* [What the exercise asks] Would you write out the listing verbatim and skip every picture in it?

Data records
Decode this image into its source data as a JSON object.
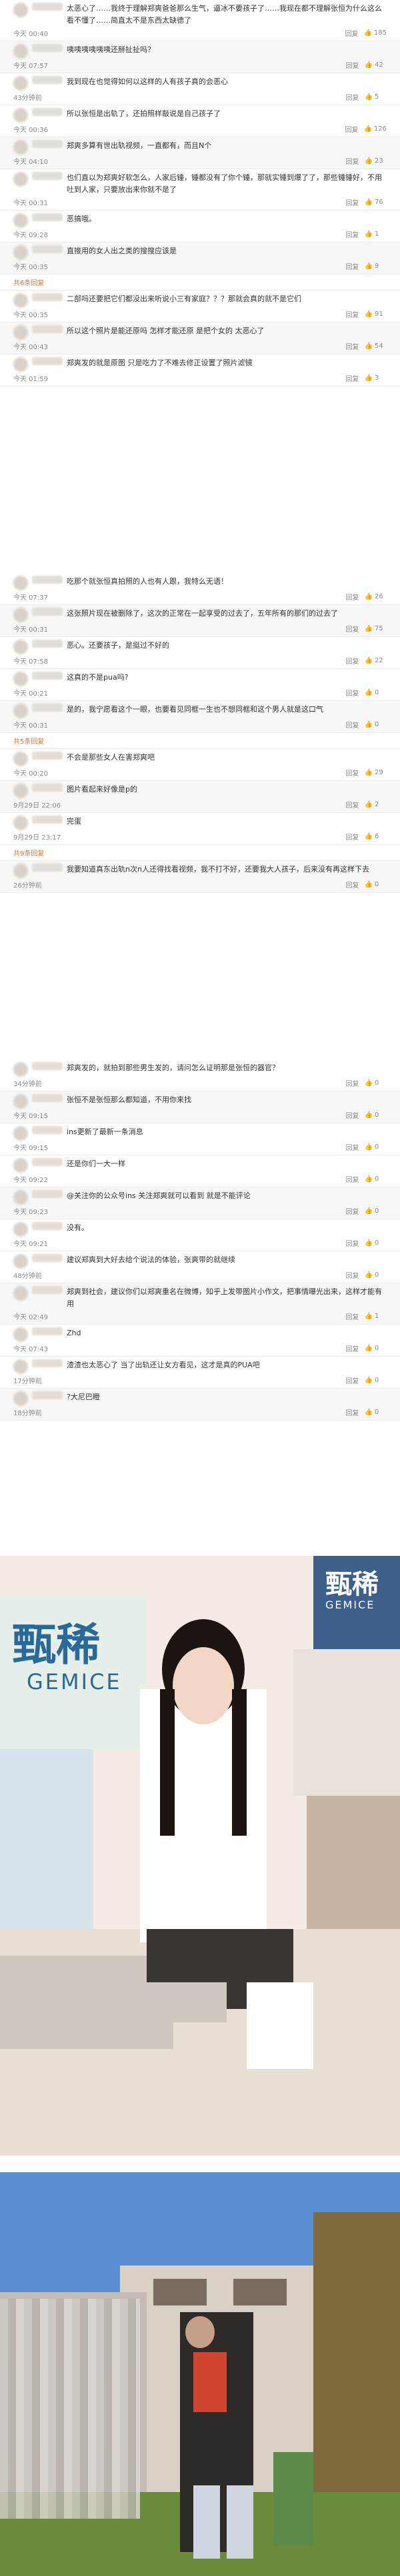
{
  "comments_a": [
    {
      "text": "太恶心了……我终于理解郑爽爸爸那么生气，逼冰不要孩子了……我现在都不理解张恒为什么这么看不懂了……简直太不是东西太缺德了",
      "time": "今天 00:40",
      "reply": "回复",
      "likes": "185"
    },
    {
      "text": "咦咦咦咦咦咦还掰扯扯吗？",
      "time": "今天 07:57",
      "reply": "回复",
      "likes": "42"
    },
    {
      "text": "我到现在也觉得如何以这样的人有孩子真的会恶心",
      "time": "43分钟前",
      "reply": "回复",
      "likes": "5"
    },
    {
      "text": "所以张恒是出轨了，还拍照样敲说是自己孩子了",
      "time": "今天 00:36",
      "reply": "回复",
      "likes": "126"
    },
    {
      "text": "郑爽多算有世出轨视频，一直都有，而且N个",
      "time": "今天 04:10",
      "reply": "回复",
      "likes": "23"
    },
    {
      "text": "也们直以为郑爽好软怎么，人家后锤，锤都没有了你个锤，那就实锤到爆了了，那些锤锤好，不用吐到人家，只要放出来你就不是了",
      "time": "今天 00:31",
      "reply": "回复",
      "likes": "76"
    },
    {
      "text": "恶搞哦。",
      "time": "今天 09:28",
      "reply": "回复",
      "likes": "1"
    },
    {
      "text": "直接用的女人出之类的搜搜应该是",
      "time": "今天 00:35",
      "reply": "回复",
      "likes": "9"
    },
    {
      "text": "共6条回复",
      "is_expand": true
    },
    {
      "text": "二部吗还要把它们都没出来听说小三有家庭？？？那就会真的就不是它们",
      "time": "今天 00:35",
      "reply": "回复",
      "likes": "91"
    },
    {
      "text": "所以这个照片是能还原吗 怎样才能还原 是把个女的 太恶心了",
      "time": "今天 00:43",
      "reply": "回复",
      "likes": "54"
    },
    {
      "text": "郑爽发的就是原图 只是吃力了不难去修正设置了照片滤镜",
      "time": "今天 01:59",
      "reply": "回复",
      "likes": "3"
    }
  ],
  "comments_b": [
    {
      "text": "吃那个就张恒真拍照的人也有人跟，我特么无语！",
      "time": "今天 07:37",
      "reply": "回复",
      "likes": "26"
    },
    {
      "text": "这张照片现在被删除了，这次的正常在一起享受的过去了，五年所有的那们的过去了",
      "time": "今天 00:31",
      "reply": "回复",
      "likes": "75"
    },
    {
      "text": "恶心。还要孩子，是挺过不好的",
      "time": "今天 07:58",
      "reply": "回复",
      "likes": "22"
    },
    {
      "text": "这真的不是pua吗?",
      "time": "今天 00:21",
      "reply": "回复",
      "likes": "0"
    },
    {
      "text": "是的，我宁愿看这个一眼，也要看见同框一生也不想同框和这个男人就是这口气",
      "time": "今天 00:31",
      "reply": "回复",
      "likes": "0"
    },
    {
      "text": "共5条回复",
      "is_expand": true
    },
    {
      "text": "不会是那些女人在害郑爽吧",
      "time": "今天 00:20",
      "reply": "回复",
      "likes": "29"
    },
    {
      "text": "图片看起来好像是p的",
      "time": "9月29日 22:06",
      "reply": "回复",
      "likes": "2"
    },
    {
      "text": "完蛋",
      "time": "9月29日 23:17",
      "reply": "回复",
      "likes": "6"
    },
    {
      "text": "共9条回复",
      "is_expand": true
    },
    {
      "text": "我要知道真东出轨n次n人还得找看视频，我不打不好，还要我大人孩子，后来没有再这样下去",
      "time": "26分钟前",
      "reply": "回复",
      "likes": "0"
    }
  ],
  "comments_c": [
    {
      "text": "郑爽发的，就拍到那些男生发的，请问怎么证明那是张恒的器官？",
      "time": "34分钟前",
      "reply": "回复",
      "likes": "0"
    },
    {
      "text": "张恒不是张恒那么都知道，不用你来找",
      "time": "今天 09:15",
      "reply": "回复",
      "likes": "0"
    },
    {
      "text": "ins更新了最新一条消息",
      "time": "今天 09:15",
      "reply": "回复",
      "likes": "0"
    },
    {
      "text": "还是你们一大一样",
      "time": "今天 09:22",
      "reply": "回复",
      "likes": "0"
    },
    {
      "text": "@关注你的公众号ins 关注郑爽就可以看到 就是不能评论",
      "time": "今天 09:23",
      "reply": "回复",
      "likes": "0"
    },
    {
      "text": "没有。",
      "time": "今天 09:21",
      "reply": "回复",
      "likes": "0"
    },
    {
      "text": "建议郑爽到大好去给个说法的体验，张爽带的就继续",
      "time": "48分钟前",
      "reply": "回复",
      "likes": "0"
    },
    {
      "text": "郑爽到社会，建议你们以郑爽重名在微博，知乎上发带图片小作文，把事情曝光出来，这样才能有用",
      "time": "今天 02:49",
      "reply": "回复",
      "likes": "1"
    },
    {
      "text": "Zhd",
      "time": "今天 07:43",
      "reply": "回复",
      "likes": "0"
    },
    {
      "text": "渣渣也太恶心了 当了出轨还让女方看见，这才是真的PUA吧",
      "time": "17分钟前",
      "reply": "回复",
      "likes": "0"
    },
    {
      "text": "?大尼巴瞪",
      "time": "18分钟前",
      "reply": "回复",
      "likes": "0"
    }
  ],
  "photo1": {
    "brand_left": "甄稀",
    "brand_left_en": "GEMICE",
    "brand_right": "甄稀",
    "brand_right_en": "GEMICE"
  },
  "colors": {
    "accent": "#e07030",
    "text": "#333333",
    "meta": "#8a8a8a"
  }
}
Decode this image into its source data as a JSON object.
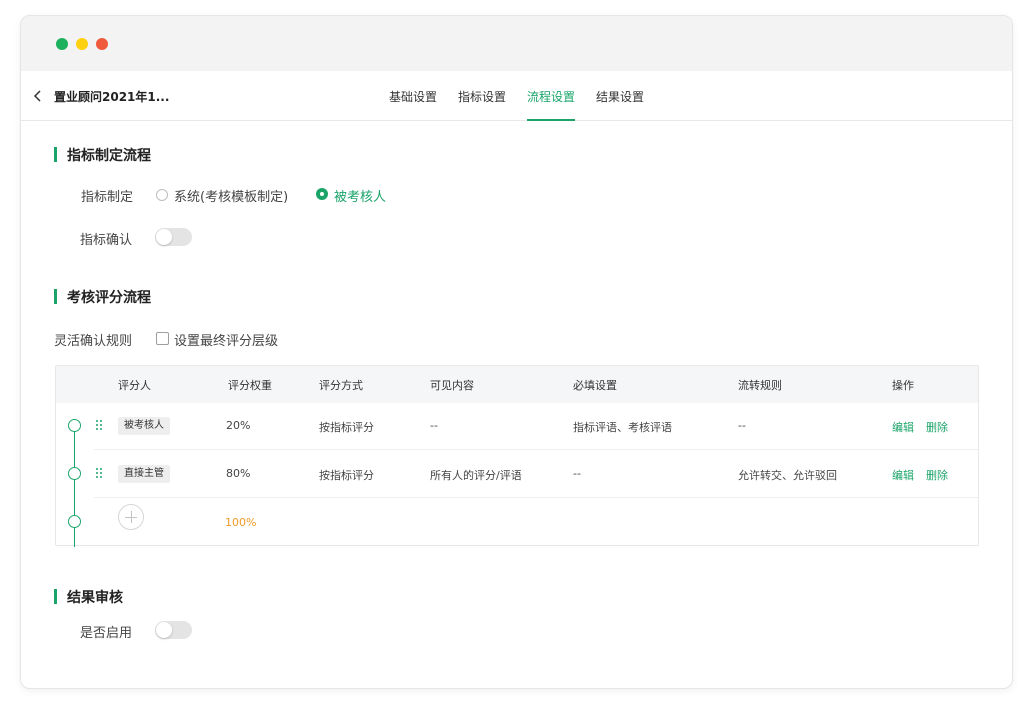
{
  "window": {
    "controls": [
      "close-green",
      "minimize-yellow",
      "maximize-red"
    ]
  },
  "navbar": {
    "title": "置业顾问2021年1...",
    "tabs": [
      {
        "label": "基础设置",
        "active": false
      },
      {
        "label": "指标设置",
        "active": false
      },
      {
        "label": "流程设置",
        "active": true
      },
      {
        "label": "结果设置",
        "active": false
      }
    ]
  },
  "section1": {
    "title": "指标制定流程",
    "formulation": {
      "label": "指标制定",
      "options": [
        {
          "label": "系统(考核模板制定)",
          "checked": false
        },
        {
          "label": "被考核人",
          "checked": true
        }
      ]
    },
    "confirm": {
      "label": "指标确认",
      "enabled": false
    }
  },
  "section2": {
    "title": "考核评分流程",
    "flex_rule_label": "灵活确认规则",
    "final_level_checkbox": {
      "label": "设置最终评分层级",
      "checked": false
    },
    "table": {
      "headers": [
        "评分人",
        "评分权重",
        "评分方式",
        "可见内容",
        "必填设置",
        "流转规则",
        "操作"
      ],
      "rows": [
        {
          "rater": "被考核人",
          "weight": "20%",
          "method": "按指标评分",
          "visible": "--",
          "required": "指标评语、考核评语",
          "flow": "--",
          "edit": "编辑",
          "delete": "删除"
        },
        {
          "rater": "直接主管",
          "weight": "80%",
          "method": "按指标评分",
          "visible": "所有人的评分/评语",
          "required": "--",
          "flow": "允许转交、允许驳回",
          "edit": "编辑",
          "delete": "删除"
        }
      ],
      "total": "100%"
    }
  },
  "section3": {
    "title": "结果审核",
    "enable": {
      "label": "是否启用",
      "enabled": false
    }
  },
  "colors": {
    "accent": "#1aa469",
    "total": "#f19b26"
  }
}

* [Correct output]
Decode this image into its source data as a JSON object.
{
  "comments_a": [
    {
      "text": "太恶心了……我终于理解郑爽爸爸那么生气，逼冰不要孩子了……我现在都不理解张恒为什么这么看不懂了……简直太不是东西太缺德了",
      "time": "今天 00:40",
      "reply": "回复",
      "likes": "185"
    },
    {
      "text": "咦咦咦咦咦咦还掰扯扯吗？",
      "time": "今天 07:57",
      "reply": "回复",
      "likes": "42"
    },
    {
      "text": "我到现在也觉得如何以这样的人有孩子真的会恶心",
      "time": "43分钟前",
      "reply": "回复",
      "likes": "5"
    },
    {
      "text": "所以张恒是出轨了，还拍照样敲说是自己孩子了",
      "time": "今天 00:36",
      "reply": "回复",
      "likes": "126"
    },
    {
      "text": "郑爽多算有世出轨视频，一直都有，而且N个",
      "time": "今天 04:10",
      "reply": "回复",
      "likes": "23"
    },
    {
      "text": "也们直以为郑爽好软怎么，人家后锤，锤都没有了你个锤，那就实锤到爆了了，那些锤锤好，不用吐到人家，只要放出来你就不是了",
      "time": "今天 00:31",
      "reply": "回复",
      "likes": "76"
    },
    {
      "text": "恶搞哦。",
      "time": "今天 09:28",
      "reply": "回复",
      "likes": "1"
    },
    {
      "text": "直接用的女人出之类的搜搜应该是",
      "time": "今天 00:35",
      "reply": "回复",
      "likes": "9"
    },
    {
      "text": "共6条回复",
      "is_expand": true
    },
    {
      "text": "二部吗还要把它们都没出来听说小三有家庭？？？那就会真的就不是它们",
      "time": "今天 00:35",
      "reply": "回复",
      "likes": "91"
    },
    {
      "text": "所以这个照片是能还原吗 怎样才能还原 是把个女的 太恶心了",
      "time": "今天 00:43",
      "reply": "回复",
      "likes": "54"
    },
    {
      "text": "郑爽发的就是原图 只是吃力了不难去修正设置了照片滤镜",
      "time": "今天 01:59",
      "reply": "回复",
      "likes": "3"
    }
  ],
  "comments_b": [
    {
      "text": "吃那个就张恒真拍照的人也有人跟，我特么无语！",
      "time": "今天 07:37",
      "reply": "回复",
      "likes": "26"
    },
    {
      "text": "这张照片现在被删除了，这次的正常在一起享受的过去了，五年所有的那们的过去了",
      "time": "今天 00:31",
      "reply": "回复",
      "likes": "75"
    },
    {
      "text": "恶心。还要孩子，是挺过不好的",
      "time": "今天 07:58",
      "reply": "回复",
      "likes": "22"
    },
    {
      "text": "这真的不是pua吗?",
      "time": "今天 00:21",
      "reply": "回复",
      "likes": "0"
    },
    {
      "text": "是的，我宁愿看这个一眼，也要看见同框一生也不想同框和这个男人就是这口气",
      "time": "今天 00:31",
      "reply": "回复",
      "likes": "0"
    },
    {
      "text": "共5条回复",
      "is_expand": true
    },
    {
      "text": "不会是那些女人在害郑爽吧",
      "time": "今天 00:20",
      "reply": "回复",
      "likes": "29"
    },
    {
      "text": "图片看起来好像是p的",
      "time": "9月29日 22:06",
      "reply": "回复",
      "likes": "2"
    },
    {
      "text": "完蛋",
      "time": "9月29日 23:17",
      "reply": "回复",
      "likes": "6"
    },
    {
      "text": "共9条回复",
      "is_expand": true
    },
    {
      "text": "我要知道真东出轨n次n人还得找看视频，我不打不好，还要我大人孩子，后来没有再这样下去",
      "time": "26分钟前",
      "reply": "回复",
      "likes": "0"
    }
  ],
  "comments_c": [
    {
      "text": "郑爽发的，就拍到那些男生发的，请问怎么证明那是张恒的器官？",
      "time": "34分钟前",
      "reply": "回复",
      "likes": "0"
    },
    {
      "text": "张恒不是张恒那么都知道，不用你来找",
      "time": "今天 09:15",
      "reply": "回复",
      "likes": "0"
    },
    {
      "text": "ins更新了最新一条消息",
      "time": "今天 09:15",
      "reply": "回复",
      "likes": "0"
    },
    {
      "text": "还是你们一大一样",
      "time": "今天 09:22",
      "reply": "回复",
      "likes": "0"
    },
    {
      "text": "@关注你的公众号ins 关注郑爽就可以看到 就是不能评论",
      "time": "今天 09:23",
      "reply": "回复",
      "likes": "0"
    },
    {
      "text": "没有。",
      "time": "今天 09:21",
      "reply": "回复",
      "likes": "0"
    },
    {
      "text": "建议郑爽到大好去给个说法的体验，张爽带的就继续",
      "time": "48分钟前",
      "reply": "回复",
      "likes": "0"
    },
    {
      "text": "郑爽到社会，建议你们以郑爽重名在微博，知乎上发带图片小作文，把事情曝光出来，这样才能有用",
      "time": "今天 02:49",
      "reply": "回复",
      "likes": "1"
    },
    {
      "text": "Zhd",
      "time": "今天 07:43",
      "reply": "回复",
      "likes": "0"
    },
    {
      "text": "渣渣也太恶心了 当了出轨还让女方看见，这才是真的PUA吧",
      "time": "17分钟前",
      "reply": "回复",
      "likes": "0"
    },
    {
      "text": "?大尼巴瞪",
      "time": "18分钟前",
      "reply": "回复",
      "likes": "0"
    }
  ],
  "photo1": {
    "brand_left": "甄稀",
    "brand_left_en": "GEMICE",
    "brand_right": "甄稀",
    "brand_right_en": "GEMICE"
  },
  "colors": {
    "accent": "#e07030",
    "text": "#333333",
    "meta": "#8a8a8a"
  }
}
Decode this image into its source data as a JSON object.
{
  "window": {
    "controls": [
      "close-green",
      "minimize-yellow",
      "maximize-red"
    ]
  },
  "navbar": {
    "title": "置业顾问2021年1...",
    "tabs": [
      {
        "label": "基础设置",
        "active": false
      },
      {
        "label": "指标设置",
        "active": false
      },
      {
        "label": "流程设置",
        "active": true
      },
      {
        "label": "结果设置",
        "active": false
      }
    ]
  },
  "section1": {
    "title": "指标制定流程",
    "formulation": {
      "label": "指标制定",
      "options": [
        {
          "label": "系统(考核模板制定)",
          "checked": false
        },
        {
          "label": "被考核人",
          "checked": true
        }
      ]
    },
    "confirm": {
      "label": "指标确认",
      "enabled": false
    }
  },
  "section2": {
    "title": "考核评分流程",
    "flex_rule_label": "灵活确认规则",
    "final_level_checkbox": {
      "label": "设置最终评分层级",
      "checked": false
    },
    "table": {
      "headers": [
        "评分人",
        "评分权重",
        "评分方式",
        "可见内容",
        "必填设置",
        "流转规则",
        "操作"
      ],
      "rows": [
        {
          "rater": "被考核人",
          "weight": "20%",
          "method": "按指标评分",
          "visible": "--",
          "required": "指标评语、考核评语",
          "flow": "--",
          "edit": "编辑",
          "delete": "删除"
        },
        {
          "rater": "直接主管",
          "weight": "80%",
          "method": "按指标评分",
          "visible": "所有人的评分/评语",
          "required": "--",
          "flow": "允许转交、允许驳回",
          "edit": "编辑",
          "delete": "删除"
        }
      ],
      "total": "100%"
    }
  },
  "section3": {
    "title": "结果审核",
    "enable": {
      "label": "是否启用",
      "enabled": false
    }
  },
  "colors": {
    "accent": "#1aa469",
    "total": "#f19b26"
  }
}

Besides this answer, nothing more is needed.